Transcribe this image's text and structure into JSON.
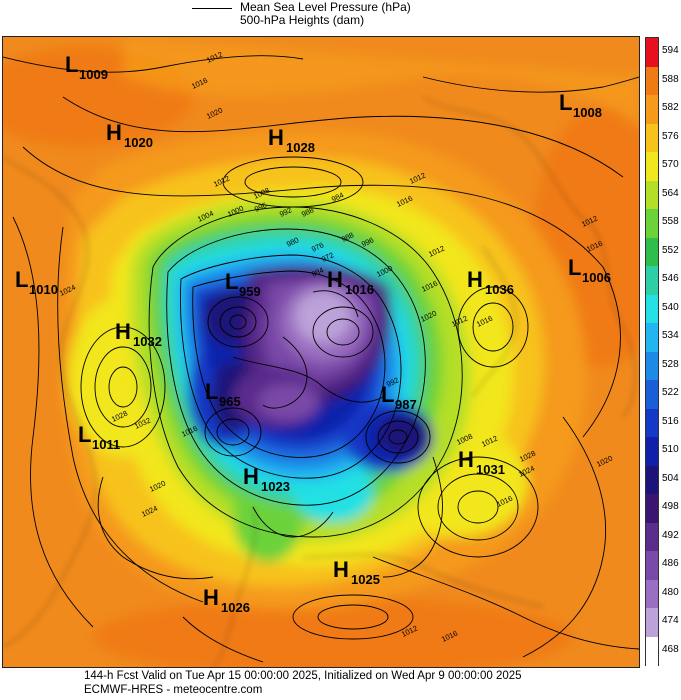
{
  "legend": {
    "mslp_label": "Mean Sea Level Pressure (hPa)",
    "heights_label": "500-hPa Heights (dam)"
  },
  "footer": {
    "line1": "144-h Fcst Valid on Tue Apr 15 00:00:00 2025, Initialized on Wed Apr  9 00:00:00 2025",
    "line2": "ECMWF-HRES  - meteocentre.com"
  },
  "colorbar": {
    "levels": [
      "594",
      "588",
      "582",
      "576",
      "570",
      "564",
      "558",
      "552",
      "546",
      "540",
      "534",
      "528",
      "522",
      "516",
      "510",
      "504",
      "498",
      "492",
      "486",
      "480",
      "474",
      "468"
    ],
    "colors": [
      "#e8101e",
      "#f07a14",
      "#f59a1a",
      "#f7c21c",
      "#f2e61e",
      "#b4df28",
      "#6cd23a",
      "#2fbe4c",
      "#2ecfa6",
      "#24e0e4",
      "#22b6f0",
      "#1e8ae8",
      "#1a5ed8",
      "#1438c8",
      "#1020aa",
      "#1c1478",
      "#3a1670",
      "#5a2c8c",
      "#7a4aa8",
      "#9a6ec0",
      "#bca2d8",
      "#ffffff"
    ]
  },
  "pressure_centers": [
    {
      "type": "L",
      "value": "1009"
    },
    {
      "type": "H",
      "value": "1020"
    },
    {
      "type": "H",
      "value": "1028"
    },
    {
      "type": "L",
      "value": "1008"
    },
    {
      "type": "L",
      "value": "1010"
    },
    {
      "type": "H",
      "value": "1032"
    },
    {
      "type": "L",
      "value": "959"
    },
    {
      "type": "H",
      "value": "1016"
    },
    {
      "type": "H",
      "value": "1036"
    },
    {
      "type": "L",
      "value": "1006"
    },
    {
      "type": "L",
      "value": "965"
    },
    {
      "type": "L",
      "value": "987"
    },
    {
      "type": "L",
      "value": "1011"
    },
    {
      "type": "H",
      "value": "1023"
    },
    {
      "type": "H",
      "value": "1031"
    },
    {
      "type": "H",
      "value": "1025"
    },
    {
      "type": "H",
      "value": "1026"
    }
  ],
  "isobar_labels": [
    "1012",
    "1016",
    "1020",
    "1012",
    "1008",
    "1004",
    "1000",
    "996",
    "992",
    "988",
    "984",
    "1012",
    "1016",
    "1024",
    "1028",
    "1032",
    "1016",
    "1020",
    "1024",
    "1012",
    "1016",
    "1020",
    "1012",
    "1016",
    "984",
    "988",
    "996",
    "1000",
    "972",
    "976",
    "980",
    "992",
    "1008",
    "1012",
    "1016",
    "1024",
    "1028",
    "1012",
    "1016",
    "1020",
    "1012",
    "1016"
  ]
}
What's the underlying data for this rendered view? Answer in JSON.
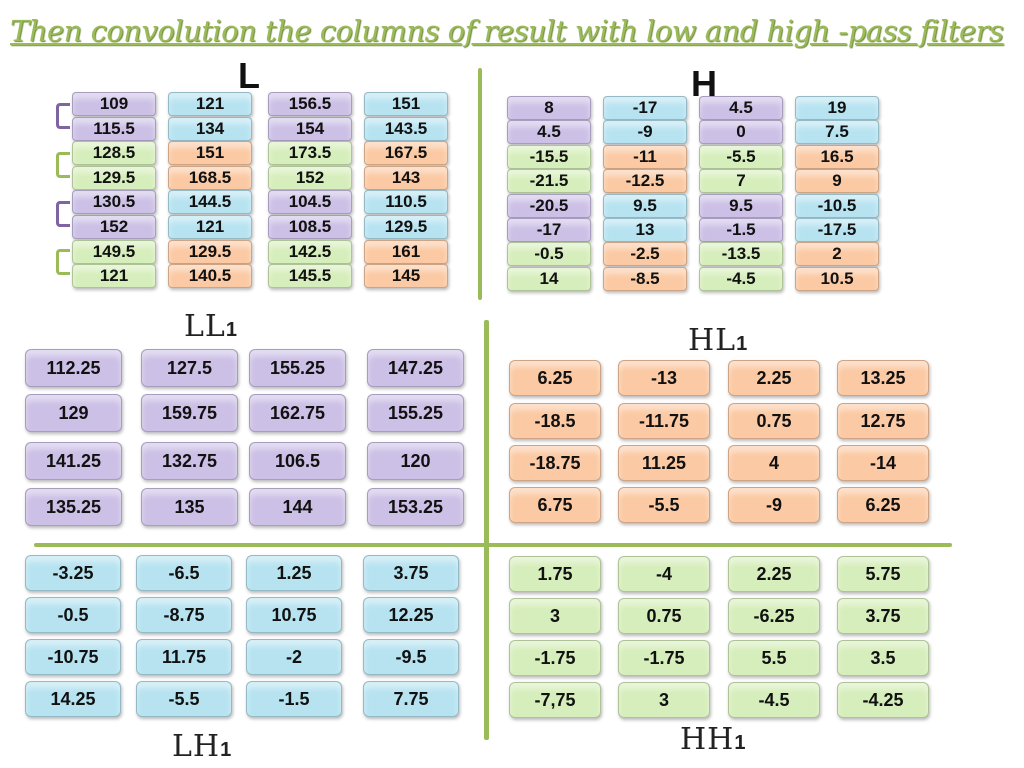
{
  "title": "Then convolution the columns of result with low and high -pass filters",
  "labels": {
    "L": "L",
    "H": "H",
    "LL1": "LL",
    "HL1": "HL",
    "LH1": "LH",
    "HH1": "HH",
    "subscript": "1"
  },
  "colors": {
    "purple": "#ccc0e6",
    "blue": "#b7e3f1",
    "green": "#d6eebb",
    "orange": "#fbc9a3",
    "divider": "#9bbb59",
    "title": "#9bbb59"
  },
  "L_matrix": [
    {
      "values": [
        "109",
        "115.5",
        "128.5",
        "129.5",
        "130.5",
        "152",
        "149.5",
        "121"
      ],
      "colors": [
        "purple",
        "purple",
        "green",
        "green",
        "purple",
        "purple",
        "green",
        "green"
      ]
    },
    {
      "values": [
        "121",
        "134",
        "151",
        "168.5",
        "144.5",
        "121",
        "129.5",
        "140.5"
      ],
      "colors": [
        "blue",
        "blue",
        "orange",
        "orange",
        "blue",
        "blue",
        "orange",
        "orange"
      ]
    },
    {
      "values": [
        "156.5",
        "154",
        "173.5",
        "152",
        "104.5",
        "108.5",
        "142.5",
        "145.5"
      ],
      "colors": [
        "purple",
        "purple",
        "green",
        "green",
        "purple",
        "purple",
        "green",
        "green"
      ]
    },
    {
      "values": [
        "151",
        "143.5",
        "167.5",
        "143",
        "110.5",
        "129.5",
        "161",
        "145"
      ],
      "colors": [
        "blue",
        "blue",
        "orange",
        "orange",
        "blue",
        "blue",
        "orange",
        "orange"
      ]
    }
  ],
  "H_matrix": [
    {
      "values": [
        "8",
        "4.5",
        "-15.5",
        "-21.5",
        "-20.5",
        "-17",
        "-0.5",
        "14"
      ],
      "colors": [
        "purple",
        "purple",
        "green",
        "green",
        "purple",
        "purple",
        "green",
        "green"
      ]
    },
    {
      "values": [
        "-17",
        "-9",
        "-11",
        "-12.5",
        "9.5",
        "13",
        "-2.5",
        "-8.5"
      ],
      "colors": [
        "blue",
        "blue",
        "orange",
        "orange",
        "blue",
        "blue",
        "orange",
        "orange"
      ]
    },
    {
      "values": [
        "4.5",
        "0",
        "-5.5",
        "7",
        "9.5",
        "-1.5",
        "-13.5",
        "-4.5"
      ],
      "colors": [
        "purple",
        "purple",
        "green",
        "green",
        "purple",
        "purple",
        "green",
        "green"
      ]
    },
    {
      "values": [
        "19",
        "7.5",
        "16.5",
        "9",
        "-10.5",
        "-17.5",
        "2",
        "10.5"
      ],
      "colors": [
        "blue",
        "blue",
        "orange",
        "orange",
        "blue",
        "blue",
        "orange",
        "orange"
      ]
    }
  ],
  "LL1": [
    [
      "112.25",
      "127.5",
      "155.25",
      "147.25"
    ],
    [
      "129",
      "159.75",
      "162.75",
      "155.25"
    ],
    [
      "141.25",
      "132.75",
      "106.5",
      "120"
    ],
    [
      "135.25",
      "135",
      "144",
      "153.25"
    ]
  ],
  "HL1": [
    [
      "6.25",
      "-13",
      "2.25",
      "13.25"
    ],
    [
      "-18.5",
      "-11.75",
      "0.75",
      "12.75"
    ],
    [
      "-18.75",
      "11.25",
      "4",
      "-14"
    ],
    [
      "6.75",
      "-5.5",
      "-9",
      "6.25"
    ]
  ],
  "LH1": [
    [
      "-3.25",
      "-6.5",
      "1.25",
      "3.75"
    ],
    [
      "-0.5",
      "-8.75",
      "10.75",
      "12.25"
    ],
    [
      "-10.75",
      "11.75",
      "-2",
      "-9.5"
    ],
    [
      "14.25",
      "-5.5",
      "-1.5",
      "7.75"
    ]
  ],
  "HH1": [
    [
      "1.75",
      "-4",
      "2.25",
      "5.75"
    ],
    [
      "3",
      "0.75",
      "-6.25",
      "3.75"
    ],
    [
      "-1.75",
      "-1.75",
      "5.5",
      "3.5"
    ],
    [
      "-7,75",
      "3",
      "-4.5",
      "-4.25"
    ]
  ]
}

→ **Request**:
Copy out all of the data word for word. Do not carry over any picture.

→ **Exercise response**:
Transcribe this image's text and structure into JSON.
{
  "legend": {
    "mslp_label": "Mean Sea Level Pressure (hPa)",
    "heights_label": "500-hPa Heights (dam)"
  },
  "footer": {
    "line1": "144-h Fcst Valid on Tue Apr 15 00:00:00 2025, Initialized on Wed Apr  9 00:00:00 2025",
    "line2": "ECMWF-HRES  - meteocentre.com"
  },
  "colorbar": {
    "levels": [
      "594",
      "588",
      "582",
      "576",
      "570",
      "564",
      "558",
      "552",
      "546",
      "540",
      "534",
      "528",
      "522",
      "516",
      "510",
      "504",
      "498",
      "492",
      "486",
      "480",
      "474",
      "468"
    ],
    "colors": [
      "#e8101e",
      "#f07a14",
      "#f59a1a",
      "#f7c21c",
      "#f2e61e",
      "#b4df28",
      "#6cd23a",
      "#2fbe4c",
      "#2ecfa6",
      "#24e0e4",
      "#22b6f0",
      "#1e8ae8",
      "#1a5ed8",
      "#1438c8",
      "#1020aa",
      "#1c1478",
      "#3a1670",
      "#5a2c8c",
      "#7a4aa8",
      "#9a6ec0",
      "#bca2d8",
      "#ffffff"
    ]
  },
  "pressure_centers": [
    {
      "type": "L",
      "value": "1009"
    },
    {
      "type": "H",
      "value": "1020"
    },
    {
      "type": "H",
      "value": "1028"
    },
    {
      "type": "L",
      "value": "1008"
    },
    {
      "type": "L",
      "value": "1010"
    },
    {
      "type": "H",
      "value": "1032"
    },
    {
      "type": "L",
      "value": "959"
    },
    {
      "type": "H",
      "value": "1016"
    },
    {
      "type": "H",
      "value": "1036"
    },
    {
      "type": "L",
      "value": "1006"
    },
    {
      "type": "L",
      "value": "965"
    },
    {
      "type": "L",
      "value": "987"
    },
    {
      "type": "L",
      "value": "1011"
    },
    {
      "type": "H",
      "value": "1023"
    },
    {
      "type": "H",
      "value": "1031"
    },
    {
      "type": "H",
      "value": "1025"
    },
    {
      "type": "H",
      "value": "1026"
    }
  ],
  "isobar_labels": [
    "1012",
    "1016",
    "1020",
    "1012",
    "1008",
    "1004",
    "1000",
    "996",
    "992",
    "988",
    "984",
    "1012",
    "1016",
    "1024",
    "1028",
    "1032",
    "1016",
    "1020",
    "1024",
    "1012",
    "1016",
    "1020",
    "1012",
    "1016",
    "984",
    "988",
    "996",
    "1000",
    "972",
    "976",
    "980",
    "992",
    "1008",
    "1012",
    "1016",
    "1024",
    "1028",
    "1012",
    "1016",
    "1020",
    "1012",
    "1016"
  ]
}
What's the underlying data for this rendered view? Answer in JSON.
{
  "title": "Then convolution the columns of result with low and high -pass filters",
  "labels": {
    "L": "L",
    "H": "H",
    "LL1": "LL",
    "HL1": "HL",
    "LH1": "LH",
    "HH1": "HH",
    "subscript": "1"
  },
  "colors": {
    "purple": "#ccc0e6",
    "blue": "#b7e3f1",
    "green": "#d6eebb",
    "orange": "#fbc9a3",
    "divider": "#9bbb59",
    "title": "#9bbb59"
  },
  "L_matrix": [
    {
      "values": [
        "109",
        "115.5",
        "128.5",
        "129.5",
        "130.5",
        "152",
        "149.5",
        "121"
      ],
      "colors": [
        "purple",
        "purple",
        "green",
        "green",
        "purple",
        "purple",
        "green",
        "green"
      ]
    },
    {
      "values": [
        "121",
        "134",
        "151",
        "168.5",
        "144.5",
        "121",
        "129.5",
        "140.5"
      ],
      "colors": [
        "blue",
        "blue",
        "orange",
        "orange",
        "blue",
        "blue",
        "orange",
        "orange"
      ]
    },
    {
      "values": [
        "156.5",
        "154",
        "173.5",
        "152",
        "104.5",
        "108.5",
        "142.5",
        "145.5"
      ],
      "colors": [
        "purple",
        "purple",
        "green",
        "green",
        "purple",
        "purple",
        "green",
        "green"
      ]
    },
    {
      "values": [
        "151",
        "143.5",
        "167.5",
        "143",
        "110.5",
        "129.5",
        "161",
        "145"
      ],
      "colors": [
        "blue",
        "blue",
        "orange",
        "orange",
        "blue",
        "blue",
        "orange",
        "orange"
      ]
    }
  ],
  "H_matrix": [
    {
      "values": [
        "8",
        "4.5",
        "-15.5",
        "-21.5",
        "-20.5",
        "-17",
        "-0.5",
        "14"
      ],
      "colors": [
        "purple",
        "purple",
        "green",
        "green",
        "purple",
        "purple",
        "green",
        "green"
      ]
    },
    {
      "values": [
        "-17",
        "-9",
        "-11",
        "-12.5",
        "9.5",
        "13",
        "-2.5",
        "-8.5"
      ],
      "colors": [
        "blue",
        "blue",
        "orange",
        "orange",
        "blue",
        "blue",
        "orange",
        "orange"
      ]
    },
    {
      "values": [
        "4.5",
        "0",
        "-5.5",
        "7",
        "9.5",
        "-1.5",
        "-13.5",
        "-4.5"
      ],
      "colors": [
        "purple",
        "purple",
        "green",
        "green",
        "purple",
        "purple",
        "green",
        "green"
      ]
    },
    {
      "values": [
        "19",
        "7.5",
        "16.5",
        "9",
        "-10.5",
        "-17.5",
        "2",
        "10.5"
      ],
      "colors": [
        "blue",
        "blue",
        "orange",
        "orange",
        "blue",
        "blue",
        "orange",
        "orange"
      ]
    }
  ],
  "LL1": [
    [
      "112.25",
      "127.5",
      "155.25",
      "147.25"
    ],
    [
      "129",
      "159.75",
      "162.75",
      "155.25"
    ],
    [
      "141.25",
      "132.75",
      "106.5",
      "120"
    ],
    [
      "135.25",
      "135",
      "144",
      "153.25"
    ]
  ],
  "HL1": [
    [
      "6.25",
      "-13",
      "2.25",
      "13.25"
    ],
    [
      "-18.5",
      "-11.75",
      "0.75",
      "12.75"
    ],
    [
      "-18.75",
      "11.25",
      "4",
      "-14"
    ],
    [
      "6.75",
      "-5.5",
      "-9",
      "6.25"
    ]
  ],
  "LH1": [
    [
      "-3.25",
      "-6.5",
      "1.25",
      "3.75"
    ],
    [
      "-0.5",
      "-8.75",
      "10.75",
      "12.25"
    ],
    [
      "-10.75",
      "11.75",
      "-2",
      "-9.5"
    ],
    [
      "14.25",
      "-5.5",
      "-1.5",
      "7.75"
    ]
  ],
  "HH1": [
    [
      "1.75",
      "-4",
      "2.25",
      "5.75"
    ],
    [
      "3",
      "0.75",
      "-6.25",
      "3.75"
    ],
    [
      "-1.75",
      "-1.75",
      "5.5",
      "3.5"
    ],
    [
      "-7,75",
      "3",
      "-4.5",
      "-4.25"
    ]
  ]
}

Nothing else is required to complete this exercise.